* Begin DATA PROVIDED *

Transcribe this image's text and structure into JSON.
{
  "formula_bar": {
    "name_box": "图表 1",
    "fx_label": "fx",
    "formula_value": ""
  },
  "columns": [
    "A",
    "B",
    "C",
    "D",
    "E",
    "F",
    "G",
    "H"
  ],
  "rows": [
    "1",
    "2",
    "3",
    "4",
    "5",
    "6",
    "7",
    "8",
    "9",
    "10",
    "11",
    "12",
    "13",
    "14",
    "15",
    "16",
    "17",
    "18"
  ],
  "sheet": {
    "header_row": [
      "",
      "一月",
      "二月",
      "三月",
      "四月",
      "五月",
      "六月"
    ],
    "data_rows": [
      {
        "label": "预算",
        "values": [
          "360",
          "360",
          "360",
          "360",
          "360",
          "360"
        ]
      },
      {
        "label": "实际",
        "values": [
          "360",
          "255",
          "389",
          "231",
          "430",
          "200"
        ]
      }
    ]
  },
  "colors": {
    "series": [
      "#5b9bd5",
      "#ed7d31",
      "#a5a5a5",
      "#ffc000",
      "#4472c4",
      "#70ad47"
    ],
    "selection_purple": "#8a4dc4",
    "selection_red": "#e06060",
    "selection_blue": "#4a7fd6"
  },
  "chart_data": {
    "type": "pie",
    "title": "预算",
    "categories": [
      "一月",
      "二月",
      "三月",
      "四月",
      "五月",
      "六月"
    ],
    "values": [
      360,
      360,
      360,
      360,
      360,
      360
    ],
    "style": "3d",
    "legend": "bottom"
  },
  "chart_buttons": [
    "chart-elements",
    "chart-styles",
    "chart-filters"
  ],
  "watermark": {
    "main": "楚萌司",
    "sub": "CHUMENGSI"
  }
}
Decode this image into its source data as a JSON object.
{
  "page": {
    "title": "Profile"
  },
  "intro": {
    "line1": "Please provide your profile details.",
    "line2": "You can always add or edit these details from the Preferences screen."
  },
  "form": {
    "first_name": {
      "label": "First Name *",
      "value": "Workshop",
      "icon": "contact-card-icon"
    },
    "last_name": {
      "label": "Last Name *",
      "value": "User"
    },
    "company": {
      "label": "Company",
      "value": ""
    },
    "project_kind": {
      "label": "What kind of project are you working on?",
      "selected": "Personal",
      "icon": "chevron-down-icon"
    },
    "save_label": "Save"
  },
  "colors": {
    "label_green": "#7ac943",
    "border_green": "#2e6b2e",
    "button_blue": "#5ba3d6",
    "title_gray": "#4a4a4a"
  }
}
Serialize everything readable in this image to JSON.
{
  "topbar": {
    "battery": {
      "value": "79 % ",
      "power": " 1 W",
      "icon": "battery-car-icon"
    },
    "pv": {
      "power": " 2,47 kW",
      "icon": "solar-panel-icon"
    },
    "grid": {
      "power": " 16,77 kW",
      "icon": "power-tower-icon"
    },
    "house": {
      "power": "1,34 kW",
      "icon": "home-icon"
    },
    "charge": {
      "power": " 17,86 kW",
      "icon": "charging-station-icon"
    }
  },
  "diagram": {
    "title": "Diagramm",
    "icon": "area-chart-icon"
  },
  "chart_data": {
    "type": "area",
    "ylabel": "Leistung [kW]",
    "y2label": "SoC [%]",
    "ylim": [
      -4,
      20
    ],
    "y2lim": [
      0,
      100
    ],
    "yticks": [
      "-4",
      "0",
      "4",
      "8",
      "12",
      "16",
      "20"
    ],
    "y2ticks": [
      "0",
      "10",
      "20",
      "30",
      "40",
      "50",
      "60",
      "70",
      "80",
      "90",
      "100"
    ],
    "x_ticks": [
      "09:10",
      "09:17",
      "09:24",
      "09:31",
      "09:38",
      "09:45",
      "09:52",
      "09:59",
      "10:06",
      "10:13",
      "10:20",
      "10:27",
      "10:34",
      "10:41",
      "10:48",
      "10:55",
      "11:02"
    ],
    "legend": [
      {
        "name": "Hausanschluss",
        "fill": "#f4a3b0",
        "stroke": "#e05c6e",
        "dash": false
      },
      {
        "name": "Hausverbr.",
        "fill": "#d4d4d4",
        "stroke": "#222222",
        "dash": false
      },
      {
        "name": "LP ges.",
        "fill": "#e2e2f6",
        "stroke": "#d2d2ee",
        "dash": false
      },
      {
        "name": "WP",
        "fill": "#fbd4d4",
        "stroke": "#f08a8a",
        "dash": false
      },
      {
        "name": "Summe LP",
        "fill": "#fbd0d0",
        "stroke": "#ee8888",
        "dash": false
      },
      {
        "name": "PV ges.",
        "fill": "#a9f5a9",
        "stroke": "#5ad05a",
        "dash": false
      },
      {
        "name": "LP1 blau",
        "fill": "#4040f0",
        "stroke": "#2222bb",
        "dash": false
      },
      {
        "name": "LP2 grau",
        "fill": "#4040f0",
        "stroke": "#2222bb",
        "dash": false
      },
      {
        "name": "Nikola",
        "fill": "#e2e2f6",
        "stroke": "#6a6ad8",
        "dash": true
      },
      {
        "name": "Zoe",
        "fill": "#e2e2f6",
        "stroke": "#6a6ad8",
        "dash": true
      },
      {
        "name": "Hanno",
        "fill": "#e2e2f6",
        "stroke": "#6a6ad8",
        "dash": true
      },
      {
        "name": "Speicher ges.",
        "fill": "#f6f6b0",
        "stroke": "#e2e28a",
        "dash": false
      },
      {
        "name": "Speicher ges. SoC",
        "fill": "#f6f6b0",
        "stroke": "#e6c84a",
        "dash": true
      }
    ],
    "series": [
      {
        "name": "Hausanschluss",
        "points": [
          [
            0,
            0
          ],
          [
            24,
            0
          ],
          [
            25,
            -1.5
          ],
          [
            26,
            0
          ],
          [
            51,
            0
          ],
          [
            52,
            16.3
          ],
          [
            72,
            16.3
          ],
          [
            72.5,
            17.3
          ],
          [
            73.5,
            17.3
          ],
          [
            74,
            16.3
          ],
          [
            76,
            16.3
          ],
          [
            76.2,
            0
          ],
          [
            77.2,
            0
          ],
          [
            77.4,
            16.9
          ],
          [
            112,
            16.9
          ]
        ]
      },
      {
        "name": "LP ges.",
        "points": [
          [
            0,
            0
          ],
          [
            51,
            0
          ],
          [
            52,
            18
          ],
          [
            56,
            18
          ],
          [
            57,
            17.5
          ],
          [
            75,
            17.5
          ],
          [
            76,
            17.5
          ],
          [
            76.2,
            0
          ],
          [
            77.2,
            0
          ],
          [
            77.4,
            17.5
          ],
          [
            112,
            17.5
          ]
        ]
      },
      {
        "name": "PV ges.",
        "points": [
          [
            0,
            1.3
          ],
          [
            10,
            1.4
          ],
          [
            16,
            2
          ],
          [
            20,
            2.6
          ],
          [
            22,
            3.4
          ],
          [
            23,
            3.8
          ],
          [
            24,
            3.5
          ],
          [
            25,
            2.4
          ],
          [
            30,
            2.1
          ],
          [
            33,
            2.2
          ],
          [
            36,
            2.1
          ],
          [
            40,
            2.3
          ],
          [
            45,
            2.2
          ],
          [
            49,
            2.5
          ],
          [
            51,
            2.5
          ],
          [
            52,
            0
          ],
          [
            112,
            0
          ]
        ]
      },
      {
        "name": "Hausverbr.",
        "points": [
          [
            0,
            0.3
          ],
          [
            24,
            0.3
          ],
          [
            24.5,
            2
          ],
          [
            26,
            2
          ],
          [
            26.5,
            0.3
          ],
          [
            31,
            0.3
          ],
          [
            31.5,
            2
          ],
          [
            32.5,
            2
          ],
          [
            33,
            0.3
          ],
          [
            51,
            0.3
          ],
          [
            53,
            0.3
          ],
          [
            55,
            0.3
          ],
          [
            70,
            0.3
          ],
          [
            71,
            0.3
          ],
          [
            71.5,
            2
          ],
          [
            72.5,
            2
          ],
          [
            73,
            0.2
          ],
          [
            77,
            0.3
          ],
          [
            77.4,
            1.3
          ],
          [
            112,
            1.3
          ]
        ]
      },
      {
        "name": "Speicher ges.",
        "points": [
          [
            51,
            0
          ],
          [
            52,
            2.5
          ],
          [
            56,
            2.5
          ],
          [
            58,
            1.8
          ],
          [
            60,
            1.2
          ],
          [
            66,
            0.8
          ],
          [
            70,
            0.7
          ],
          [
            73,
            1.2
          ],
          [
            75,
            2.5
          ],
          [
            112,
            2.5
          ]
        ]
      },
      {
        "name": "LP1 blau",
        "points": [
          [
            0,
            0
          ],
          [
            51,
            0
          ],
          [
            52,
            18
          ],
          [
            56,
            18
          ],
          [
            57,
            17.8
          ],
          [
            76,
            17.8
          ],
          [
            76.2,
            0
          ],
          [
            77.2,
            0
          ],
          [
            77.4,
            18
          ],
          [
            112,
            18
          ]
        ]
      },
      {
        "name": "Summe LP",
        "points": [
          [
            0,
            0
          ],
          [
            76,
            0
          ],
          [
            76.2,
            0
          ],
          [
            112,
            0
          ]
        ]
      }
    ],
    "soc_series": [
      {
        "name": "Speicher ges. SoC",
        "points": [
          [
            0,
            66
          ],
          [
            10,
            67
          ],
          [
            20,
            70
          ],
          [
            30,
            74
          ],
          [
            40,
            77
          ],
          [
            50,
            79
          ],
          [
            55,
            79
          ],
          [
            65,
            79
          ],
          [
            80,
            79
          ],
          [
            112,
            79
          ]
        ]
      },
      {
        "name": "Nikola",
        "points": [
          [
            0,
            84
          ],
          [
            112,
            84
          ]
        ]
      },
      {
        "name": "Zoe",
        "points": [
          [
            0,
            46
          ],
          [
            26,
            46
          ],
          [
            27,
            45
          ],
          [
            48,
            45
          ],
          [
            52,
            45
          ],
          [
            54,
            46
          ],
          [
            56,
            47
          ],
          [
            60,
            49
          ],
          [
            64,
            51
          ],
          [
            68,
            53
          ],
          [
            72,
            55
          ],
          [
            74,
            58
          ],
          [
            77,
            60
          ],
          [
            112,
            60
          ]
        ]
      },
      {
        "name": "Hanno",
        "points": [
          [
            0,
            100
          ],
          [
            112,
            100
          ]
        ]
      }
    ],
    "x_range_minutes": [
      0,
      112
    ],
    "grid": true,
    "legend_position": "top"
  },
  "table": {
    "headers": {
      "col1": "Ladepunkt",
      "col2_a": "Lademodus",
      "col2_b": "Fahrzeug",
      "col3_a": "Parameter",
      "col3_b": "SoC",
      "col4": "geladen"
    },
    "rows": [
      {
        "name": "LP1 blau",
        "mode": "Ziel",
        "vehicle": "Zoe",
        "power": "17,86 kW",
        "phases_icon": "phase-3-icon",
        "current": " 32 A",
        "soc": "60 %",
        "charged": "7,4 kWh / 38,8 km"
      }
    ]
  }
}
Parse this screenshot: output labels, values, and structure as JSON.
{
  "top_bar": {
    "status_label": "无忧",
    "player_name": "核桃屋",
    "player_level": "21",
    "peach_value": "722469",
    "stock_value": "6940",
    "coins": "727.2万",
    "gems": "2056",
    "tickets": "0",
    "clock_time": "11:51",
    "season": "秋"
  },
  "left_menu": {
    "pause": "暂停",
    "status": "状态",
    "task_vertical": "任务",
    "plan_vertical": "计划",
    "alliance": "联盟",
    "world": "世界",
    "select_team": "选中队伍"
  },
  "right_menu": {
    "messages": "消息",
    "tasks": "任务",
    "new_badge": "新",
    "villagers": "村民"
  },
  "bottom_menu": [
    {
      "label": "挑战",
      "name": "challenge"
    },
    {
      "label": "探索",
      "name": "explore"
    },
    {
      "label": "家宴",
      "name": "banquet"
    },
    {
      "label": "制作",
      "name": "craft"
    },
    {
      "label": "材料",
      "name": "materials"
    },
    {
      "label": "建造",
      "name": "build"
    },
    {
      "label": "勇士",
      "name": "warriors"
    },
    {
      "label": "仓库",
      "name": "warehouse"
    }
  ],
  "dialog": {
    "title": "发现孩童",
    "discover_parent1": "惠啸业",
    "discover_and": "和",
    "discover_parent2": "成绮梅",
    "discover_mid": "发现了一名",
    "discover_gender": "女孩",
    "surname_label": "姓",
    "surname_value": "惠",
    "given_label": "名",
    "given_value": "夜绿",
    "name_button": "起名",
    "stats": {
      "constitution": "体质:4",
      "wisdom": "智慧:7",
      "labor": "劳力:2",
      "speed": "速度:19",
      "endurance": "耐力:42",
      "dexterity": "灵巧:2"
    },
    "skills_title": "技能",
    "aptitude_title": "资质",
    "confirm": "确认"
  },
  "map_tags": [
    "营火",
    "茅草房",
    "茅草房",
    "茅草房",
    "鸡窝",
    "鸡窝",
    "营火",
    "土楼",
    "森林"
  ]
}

* End DATA PROVIDED *

■ **EXERCISE PROMPT**:
Write out, word for word, every line from the one containing "Parse this screenshot: output" through the last line of the records above.

■ **WRITTEN SOLUTION**:
Parse this screenshot: output labels, values, and structure as JSON.
{
  "top_bar": {
    "status_label": "无忧",
    "player_name": "核桃屋",
    "player_level": "21",
    "peach_value": "722469",
    "stock_value": "6940",
    "coins": "727.2万",
    "gems": "2056",
    "tickets": "0",
    "clock_time": "11:51",
    "season": "秋"
  },
  "left_menu": {
    "pause": "暂停",
    "status": "状态",
    "task_vertical": "任务",
    "plan_vertical": "计划",
    "alliance": "联盟",
    "world": "世界",
    "select_team": "选中队伍"
  },
  "right_menu": {
    "messages": "消息",
    "tasks": "任务",
    "new_badge": "新",
    "villagers": "村民"
  },
  "bottom_menu": [
    {
      "label": "挑战",
      "name": "challenge"
    },
    {
      "label": "探索",
      "name": "explore"
    },
    {
      "label": "家宴",
      "name": "banquet"
    },
    {
      "label": "制作",
      "name": "craft"
    },
    {
      "label": "材料",
      "name": "materials"
    },
    {
      "label": "建造",
      "name": "build"
    },
    {
      "label": "勇士",
      "name": "warriors"
    },
    {
      "label": "仓库",
      "name": "warehouse"
    }
  ],
  "dialog": {
    "title": "发现孩童",
    "discover_parent1": "惠啸业",
    "discover_and": "和",
    "discover_parent2": "成绮梅",
    "discover_mid": "发现了一名",
    "discover_gender": "女孩",
    "surname_label": "姓",
    "surname_value": "惠",
    "given_label": "名",
    "given_value": "夜绿",
    "name_button": "起名",
    "stats": {
      "constitution": "体质:4",
      "wisdom": "智慧:7",
      "labor": "劳力:2",
      "speed": "速度:19",
      "endurance": "耐力:42",
      "dexterity": "灵巧:2"
    },
    "skills_title": "技能",
    "aptitude_title": "资质",
    "confirm": "确认"
  },
  "map_tags": [
    "营火",
    "茅草房",
    "茅草房",
    "茅草房",
    "鸡窝",
    "鸡窝",
    "营火",
    "土楼",
    "森林"
  ]
}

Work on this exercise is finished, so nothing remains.